▸ **EXERCISE DIRECTIONS**
Type out the records that follow, exactly as given.

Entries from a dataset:
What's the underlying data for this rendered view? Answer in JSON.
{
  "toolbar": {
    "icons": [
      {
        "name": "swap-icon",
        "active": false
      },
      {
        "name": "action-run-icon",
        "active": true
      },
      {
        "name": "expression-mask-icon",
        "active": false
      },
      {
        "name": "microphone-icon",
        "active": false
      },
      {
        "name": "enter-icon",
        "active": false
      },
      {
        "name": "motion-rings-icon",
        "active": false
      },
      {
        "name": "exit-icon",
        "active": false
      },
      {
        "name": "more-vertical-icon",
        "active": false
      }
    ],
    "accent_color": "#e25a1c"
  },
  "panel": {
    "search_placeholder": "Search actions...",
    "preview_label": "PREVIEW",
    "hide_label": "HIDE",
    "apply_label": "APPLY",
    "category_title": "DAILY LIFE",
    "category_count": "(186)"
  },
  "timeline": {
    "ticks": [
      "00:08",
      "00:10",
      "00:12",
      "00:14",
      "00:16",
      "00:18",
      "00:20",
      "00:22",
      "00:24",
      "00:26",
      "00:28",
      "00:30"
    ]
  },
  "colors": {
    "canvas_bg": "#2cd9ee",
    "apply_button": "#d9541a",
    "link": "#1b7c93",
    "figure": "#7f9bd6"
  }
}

▸ **PROBLEM SOLUTION**
What's the underlying data for this rendered view? Answer in JSON.
{
  "toolbar": {
    "icons": [
      {
        "name": "swap-icon",
        "active": false
      },
      {
        "name": "action-run-icon",
        "active": true
      },
      {
        "name": "expression-mask-icon",
        "active": false
      },
      {
        "name": "microphone-icon",
        "active": false
      },
      {
        "name": "enter-icon",
        "active": false
      },
      {
        "name": "motion-rings-icon",
        "active": false
      },
      {
        "name": "exit-icon",
        "active": false
      },
      {
        "name": "more-vertical-icon",
        "active": false
      }
    ],
    "accent_color": "#e25a1c"
  },
  "panel": {
    "search_placeholder": "Search actions...",
    "preview_label": "PREVIEW",
    "hide_label": "HIDE",
    "apply_label": "APPLY",
    "category_title": "DAILY LIFE",
    "category_count": "(186)"
  },
  "timeline": {
    "ticks": [
      "00:08",
      "00:10",
      "00:12",
      "00:14",
      "00:16",
      "00:18",
      "00:20",
      "00:22",
      "00:24",
      "00:26",
      "00:28",
      "00:30"
    ]
  },
  "colors": {
    "canvas_bg": "#2cd9ee",
    "apply_button": "#d9541a",
    "link": "#1b7c93",
    "figure": "#7f9bd6"
  }
}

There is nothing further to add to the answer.